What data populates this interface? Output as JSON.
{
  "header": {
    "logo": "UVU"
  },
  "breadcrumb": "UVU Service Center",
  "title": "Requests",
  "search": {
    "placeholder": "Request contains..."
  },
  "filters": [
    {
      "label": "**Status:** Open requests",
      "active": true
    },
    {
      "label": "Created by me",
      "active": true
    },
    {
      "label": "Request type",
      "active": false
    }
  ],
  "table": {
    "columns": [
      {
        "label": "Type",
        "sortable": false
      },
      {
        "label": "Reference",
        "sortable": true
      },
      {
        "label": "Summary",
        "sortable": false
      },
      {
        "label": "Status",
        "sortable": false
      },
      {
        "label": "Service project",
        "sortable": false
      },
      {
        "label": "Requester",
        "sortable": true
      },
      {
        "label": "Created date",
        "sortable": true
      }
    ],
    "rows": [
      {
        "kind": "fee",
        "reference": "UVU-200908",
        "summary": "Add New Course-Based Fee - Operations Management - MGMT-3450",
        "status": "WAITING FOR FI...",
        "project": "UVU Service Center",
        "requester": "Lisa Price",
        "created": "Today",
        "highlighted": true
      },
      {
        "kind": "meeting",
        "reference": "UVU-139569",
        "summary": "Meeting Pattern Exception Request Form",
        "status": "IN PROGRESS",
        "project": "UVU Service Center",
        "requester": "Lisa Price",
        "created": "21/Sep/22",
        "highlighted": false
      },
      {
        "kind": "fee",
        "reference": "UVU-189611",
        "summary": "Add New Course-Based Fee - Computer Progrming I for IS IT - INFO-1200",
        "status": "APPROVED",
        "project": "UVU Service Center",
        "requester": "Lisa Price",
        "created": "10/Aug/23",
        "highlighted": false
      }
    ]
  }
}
━━━━━━━━━━
SET PROBLEM: Output each record exactly, leaving nothing out.

ANSWER FOR THE TASK:
What data populates this interface? Output as JSON.
{
  "header": {
    "logo": "UVU"
  },
  "breadcrumb": "UVU Service Center",
  "title": "Requests",
  "search": {
    "placeholder": "Request contains..."
  },
  "filters": [
    {
      "label": "**Status:** Open requests",
      "active": true
    },
    {
      "label": "Created by me",
      "active": true
    },
    {
      "label": "Request type",
      "active": false
    }
  ],
  "table": {
    "columns": [
      {
        "label": "Type",
        "sortable": false
      },
      {
        "label": "Reference",
        "sortable": true
      },
      {
        "label": "Summary",
        "sortable": false
      },
      {
        "label": "Status",
        "sortable": false
      },
      {
        "label": "Service project",
        "sortable": false
      },
      {
        "label": "Requester",
        "sortable": true
      },
      {
        "label": "Created date",
        "sortable": true
      }
    ],
    "rows": [
      {
        "kind": "fee",
        "reference": "UVU-200908",
        "summary": "Add New Course-Based Fee - Operations Management - MGMT-3450",
        "status": "WAITING FOR FI...",
        "project": "UVU Service Center",
        "requester": "Lisa Price",
        "created": "Today",
        "highlighted": true
      },
      {
        "kind": "meeting",
        "reference": "UVU-139569",
        "summary": "Meeting Pattern Exception Request Form",
        "status": "IN PROGRESS",
        "project": "UVU Service Center",
        "requester": "Lisa Price",
        "created": "21/Sep/22",
        "highlighted": false
      },
      {
        "kind": "fee",
        "reference": "UVU-189611",
        "summary": "Add New Course-Based Fee - Computer Progrming I for IS IT - INFO-1200",
        "status": "APPROVED",
        "project": "UVU Service Center",
        "requester": "Lisa Price",
        "created": "10/Aug/23",
        "highlighted": false
      }
    ]
  }
}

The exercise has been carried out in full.